─── Data ───

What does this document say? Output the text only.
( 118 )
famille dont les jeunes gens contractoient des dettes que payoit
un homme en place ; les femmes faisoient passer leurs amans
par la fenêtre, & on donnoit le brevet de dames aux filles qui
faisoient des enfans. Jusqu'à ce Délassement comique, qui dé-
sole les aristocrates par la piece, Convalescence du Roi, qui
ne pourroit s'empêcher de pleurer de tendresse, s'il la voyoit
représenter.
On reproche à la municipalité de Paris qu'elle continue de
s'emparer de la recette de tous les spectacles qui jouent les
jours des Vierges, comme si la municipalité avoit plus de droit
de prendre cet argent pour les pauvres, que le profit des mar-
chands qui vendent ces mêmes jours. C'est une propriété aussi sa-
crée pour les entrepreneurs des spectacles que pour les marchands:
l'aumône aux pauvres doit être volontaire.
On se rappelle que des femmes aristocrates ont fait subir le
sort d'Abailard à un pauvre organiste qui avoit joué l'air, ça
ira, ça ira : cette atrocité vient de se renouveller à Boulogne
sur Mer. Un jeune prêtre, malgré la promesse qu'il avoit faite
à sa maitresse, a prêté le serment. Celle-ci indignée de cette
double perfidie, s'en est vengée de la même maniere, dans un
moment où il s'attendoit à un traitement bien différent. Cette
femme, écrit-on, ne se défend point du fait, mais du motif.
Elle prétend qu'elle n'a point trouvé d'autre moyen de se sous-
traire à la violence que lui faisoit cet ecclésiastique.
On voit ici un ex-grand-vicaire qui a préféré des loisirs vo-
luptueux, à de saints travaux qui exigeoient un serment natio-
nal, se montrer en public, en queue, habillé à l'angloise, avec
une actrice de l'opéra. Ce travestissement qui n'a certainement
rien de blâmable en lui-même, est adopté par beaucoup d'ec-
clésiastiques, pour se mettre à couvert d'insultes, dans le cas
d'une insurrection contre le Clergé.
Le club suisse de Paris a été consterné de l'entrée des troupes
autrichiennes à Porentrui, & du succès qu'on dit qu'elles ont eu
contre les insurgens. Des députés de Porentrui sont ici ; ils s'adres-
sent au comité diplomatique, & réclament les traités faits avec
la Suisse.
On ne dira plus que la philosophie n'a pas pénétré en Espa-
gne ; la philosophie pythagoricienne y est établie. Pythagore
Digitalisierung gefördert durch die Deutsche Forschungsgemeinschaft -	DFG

───

_Requirements_
Search the entries for the string "aristocrates" and collect each line that has it.

_Exercise answer_
sole les aristocrates par la piece, Convalescence du Roi, qui
On se rappelle que des femmes aristocrates ont fait subir le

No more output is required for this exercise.